-- Start Data supplied --

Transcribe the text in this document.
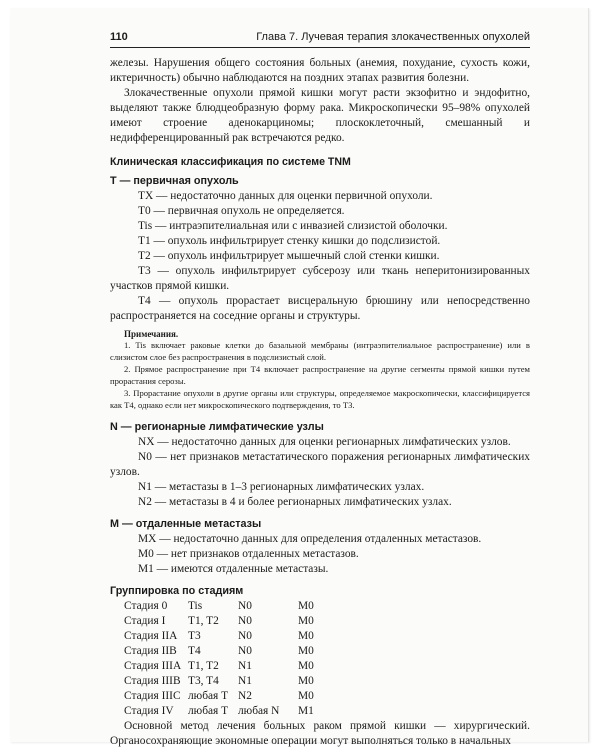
110	Глава 7. Лучевая терапия злокачественных опухолей

железы. Нарушения общего состояния больных (анемия, похудание, сухость кожи, иктеричность) обычно наблюдаются на поздних этапах развития болезни.

Злокачественные опухоли прямой кишки могут расти экзофитно и эндофитно, выделяют также блюдцеобразную форму рака. Микроскопически 95–98% опухолей имеют строение аденокарциномы; плоскоклеточный, смешанный и недифференцированный рак встречаются редко.

Клиническая классификация по системе TNM
T — первичная опухоль

TX — недостаточно данных для оценки первичной опухоли.

T0 — первичная опухоль не определяется.

Tis — интраэпителиальная или с инвазией слизистой оболочки.

T1 — опухоль инфильтрирует стенку кишки до подслизистой.

T2 — опухоль инфильтрирует мышечный слой стенки кишки.

T3 — опухоль инфильтрирует субсерозу или ткань неперитонизированных участков прямой кишки.

T4 — опухоль прорастает висцеральную брюшину или непосредственно распространяется на соседние органы и структуры.

Примечания.

1. Tis включает раковые клетки до базальной мембраны (интраэпителиальное распространение) или в слизистом слое без распространения в подслизистый слой.

2. Прямое распространение при T4 включает распространение на другие сегменты прямой кишки путем прорастания серозы.

3. Прорастание опухоли в другие органы или структуры, определяемое макроскопически, классифицируется как T4, однако если нет микроскопического подтверждения, то T3.

N — регионарные лимфатические узлы

NX — недостаточно данных для оценки регионарных лимфатических узлов.

N0 — нет признаков метастатического поражения регионарных лимфатических узлов.

N1 — метастазы в 1–3 регионарных лимфатических узлах.

N2 — метастазы в 4 и более регионарных лимфатических узлах.

M — отдаленные метастазы

MX — недостаточно данных для определения отдаленных метастазов.

M0 — нет признаков отдаленных метастазов.

M1 — имеются отдаленные метастазы.

Группировка по стадиям
Стадия 0	Tis	N0	M0
Стадия I	T1, T2	N0	M0
Стадия IIA	T3	N0	M0
Стадия IIB	T4	N0	M0
Стадия IIIA	T1, T2	N1	M0
Стадия IIIB	T3, T4	N1	M0
Стадия IIIC	любая T	N2	M0
Стадия IV	любая T	любая N	M1

Основной метод лечения больных раком прямой кишки — хирургический. Органосохраняющие экономные операции могут выполняться только в начальных
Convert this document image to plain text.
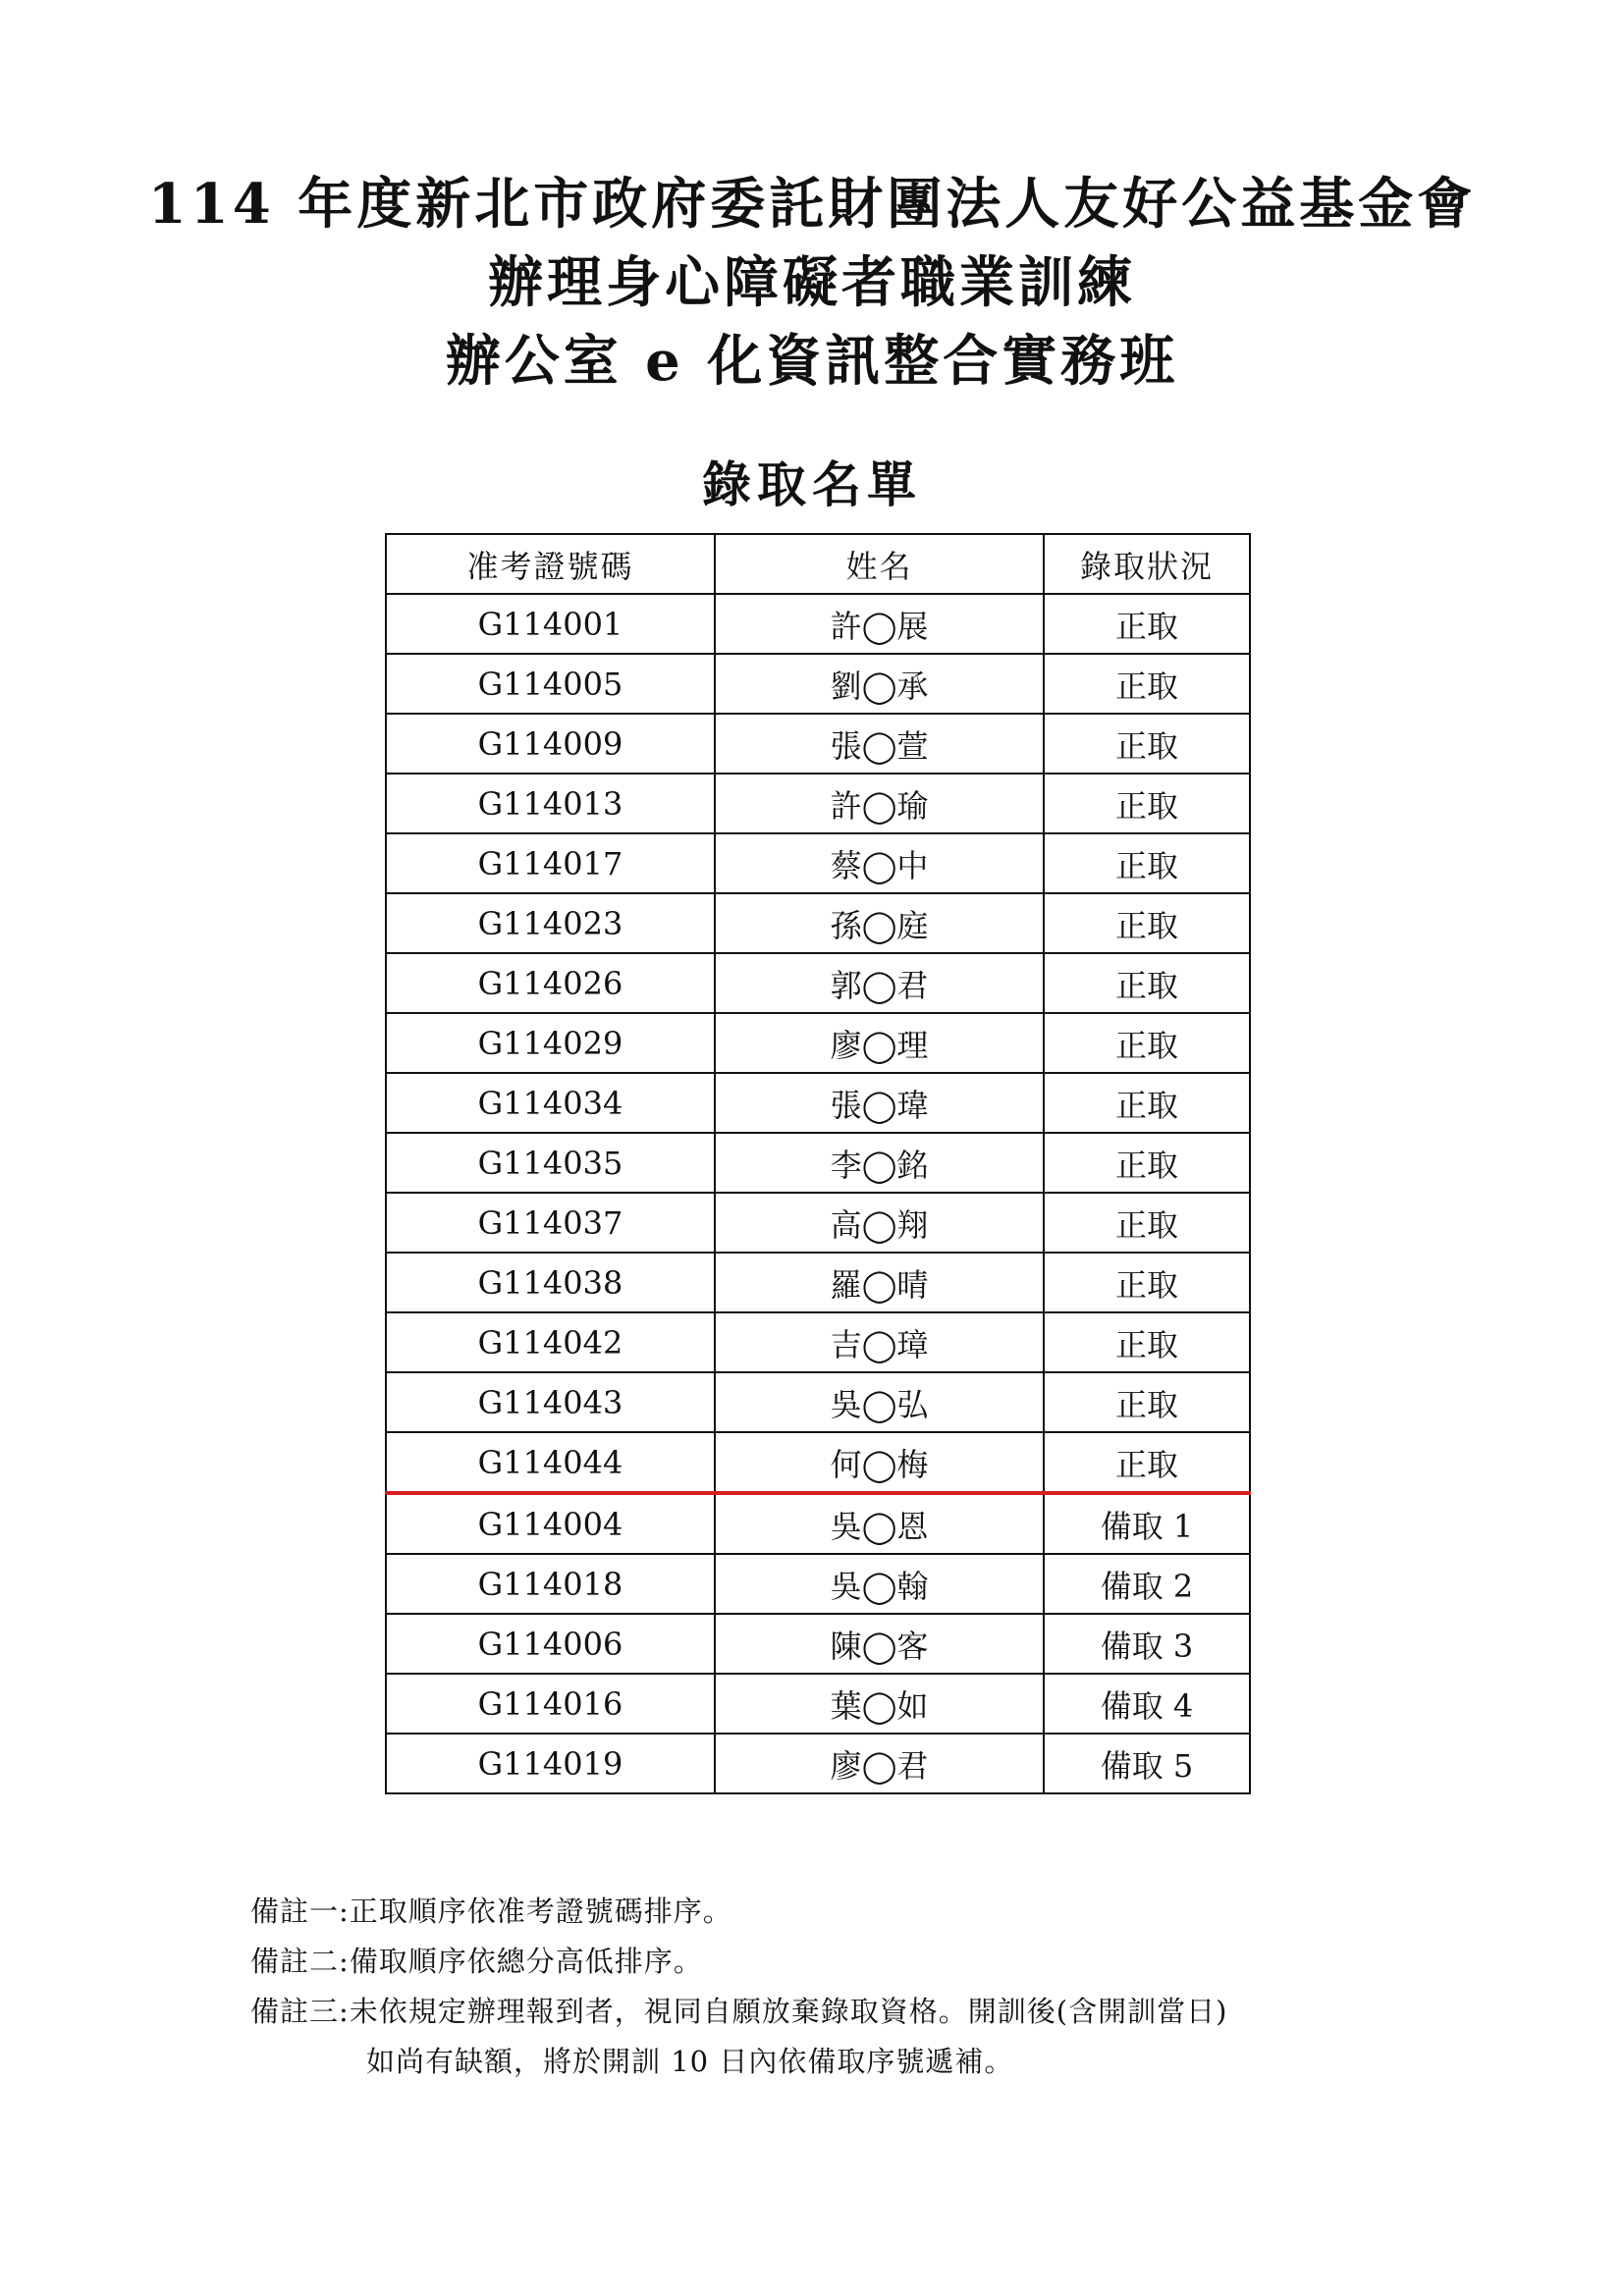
114 年度新北市政府委託財團法人友好公益基金會
辦理身心障礙者職業訓練
辦公室 e 化資訊整合實務班
錄取名單
准考證號碼	姓名	錄取狀況
G114001	許◯展	正取
G114005	劉◯承	正取
G114009	張◯萱	正取
G114013	許◯瑜	正取
G114017	蔡◯中	正取
G114023	孫◯庭	正取
G114026	郭◯君	正取
G114029	廖◯理	正取
G114034	張◯瑋	正取
G114035	李◯銘	正取
G114037	高◯翔	正取
G114038	羅◯晴	正取
G114042	吉◯璋	正取
G114043	吳◯弘	正取
G114044	何◯梅	正取
G114004	吳◯恩	備取 1
G114018	吳◯翰	備取 2
G114006	陳◯客	備取 3
G114016	葉◯如	備取 4
G114019	廖◯君	備取 5
備註一:正取順序依准考證號碼排序。
備註二:備取順序依總分高低排序。
備註三:未依規定辦理報到者，視同自願放棄錄取資格。開訓後(含開訓當日)
如尚有缺額，將於開訓 10 日內依備取序號遞補。
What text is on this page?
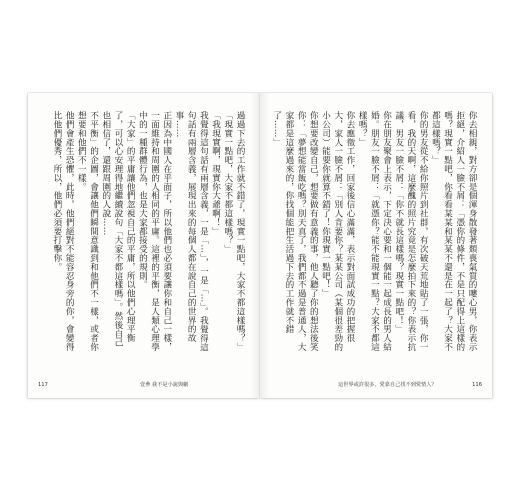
過過下去的工作就不錯了，現實一點吧，大家不都這樣嗎？」

「現實一點吧，大家不都這樣嗎？」

「我現實啊，現實你大爺啊！」

我覺得這句話有兩層含義，一是「…」，一是「…」。我覺得這句話有兩層含義，展現出來的每個人都在說自己的世界的故事……

正因為中國人在乎面子，所以他們也必須要讓你和自己一樣，一面維持和周圍的人相同的平庸。這裡的平衡，是人類心理學中的一種群體行為，也是大家都接受的規則。

「大家」的平庸讓他們忽視自己的平庸，所以他們心理平衡了，可以心安理得地繼續說句「大家不都這樣嗎」。然後自己也相信了，還跟周圍的人說……

不平衡」的企圖，會讓他們瞬間意識到和他們不一樣，或者你想要和他們不一樣。

他們會產生恐懼，此時，他們絕對不能容忍身旁的你，會變得比他們優秀，所以，他們必須要打擊你。

117	壹參 我不是小說與劇

你去相親，對方卻是個渾身散發著頹喪氣質的嘍心男，你表示拒絕，介紹人一臉不屑：「憑你的條件，不是只配得上這樣的嗎？現實一點吧，你看看某某和某某不還是在一起了？大家不都這樣嗎？」

你的男友從不給你照片到社群，有次破天荒地貼了一張，你一看，我的天啊，這麼醜的照片究竟是怎麼拍下來的？你表示抗議，男友一臉不屑：「你不就長這樣嗎？現實一點吧！」

你在朋友聚會上表示，下定決心要和一個能一起成長的男人結婚。朋友一臉不屑：「就憑你？能不能現實一點？大家不都這樣嗎？」

你去應徵工作，回家後信心滿滿，表示對面試成功的把握很大，家人一臉不屑：「別人肯要你？某某公司（某個很差勁的小公司）能要你就算不錯了！你現實一點吧！」

你想要改變自己，想要做有意義的事，他人聽了你的想法後笑你：「夢想能當飯吃嗎？別天真了，我們都不過是普通人，大家都是這麼過來的，你找個能把生活過下去的工作就不錯了……」

這世界或許很多，愛靠自己找不到愛情人？	116
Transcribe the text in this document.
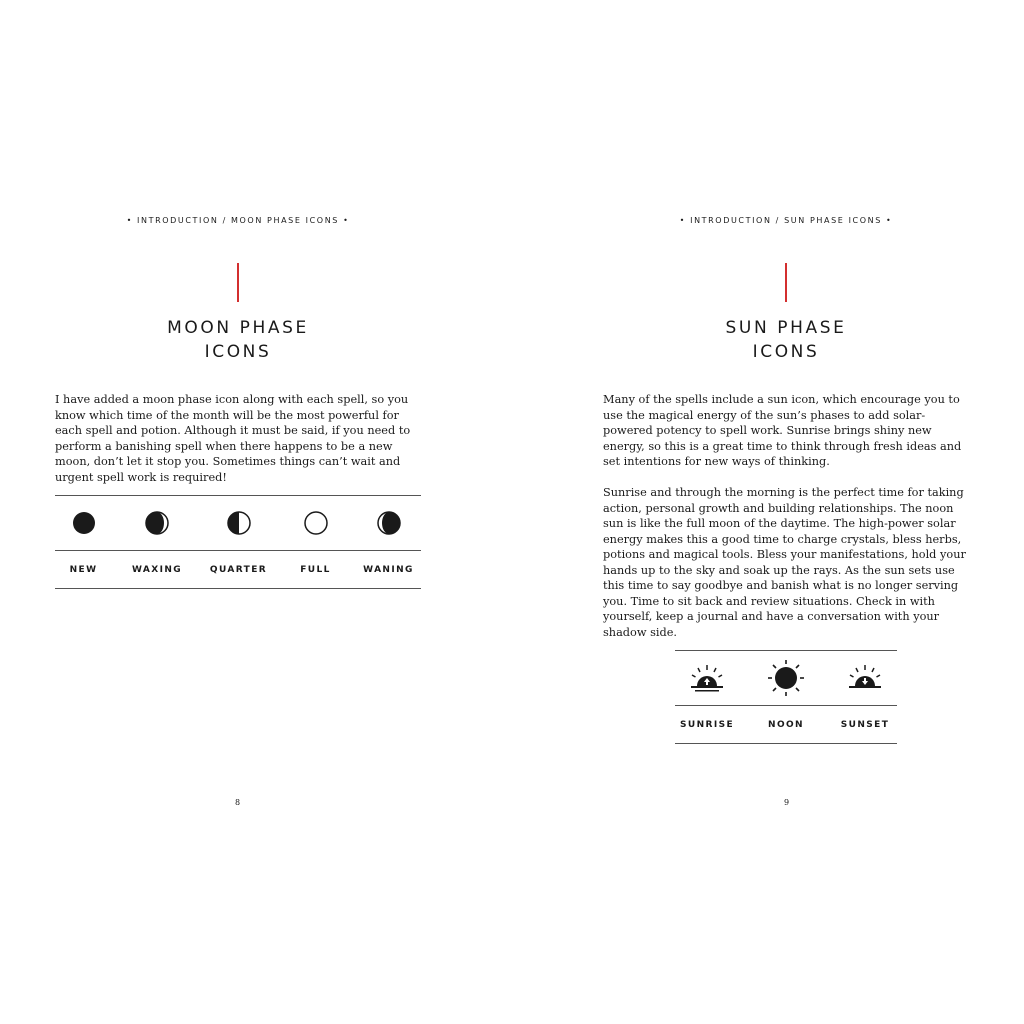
• INTRODUCTION / MOON PHASE ICONS •
MOON PHASE
ICONS

I have added a moon phase icon along with each spell, so you know which time of the month will be the most powerful for each spell and potion. Although it must be said, if you need to perform a banishing spell when there happens to be a new moon, don’t let it stop you. Sometimes things can’t wait and urgent spell work is required!

NEW	WAXING	QUARTER	FULL	WANING
8
• INTRODUCTION / SUN PHASE ICONS •
SUN PHASE
ICONS

Many of the spells include a sun icon, which encourage you to use the magical energy of the sun’s phases to add solar-powered potency to spell work. Sunrise brings shiny new energy, so this is a great time to think through fresh ideas and set intentions for new ways of thinking.

Sunrise and through the morning is the perfect time for taking action, personal growth and building relationships. The noon sun is like the full moon of the daytime. The high-power solar energy makes this a good time to charge crystals, bless herbs, potions and magical tools. Bless your manifestations, hold your hands up to the sky and soak up the rays. As the sun sets use this time to say goodbye and banish what is no longer serving you. Time to sit back and review situations. Check in with yourself, keep a journal and have a conversation with your shadow side.

SUNRISE	NOON	SUNSET
9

-- End Data supplied --

* [Instructions for the task] Search the listing for the word "solar" and return each line that holds it.

* [The response]
Many of the spells include a sun icon, which encourage you to use the magical energy of the sun’s phases to add solar-powered potency to spell work. Sunrise brings shiny new energy, so this is a great time to think through fresh ideas and set intentions for new ways of thinking.
Sunrise and through the morning is the perfect time for taking action, personal growth and building relationships. The noon sun is like the full moon of the daytime. The high-power solar energy makes this a good time to charge crystals, bless herbs, potions and magical tools. Bless your manifestations, hold your hands up to the sky and soak up the rays. As the sun sets use this time to say goodbye and banish what is no longer serving you. Time to sit back and review situations. Check in with yourself, keep a journal and have a conversation with your shadow side.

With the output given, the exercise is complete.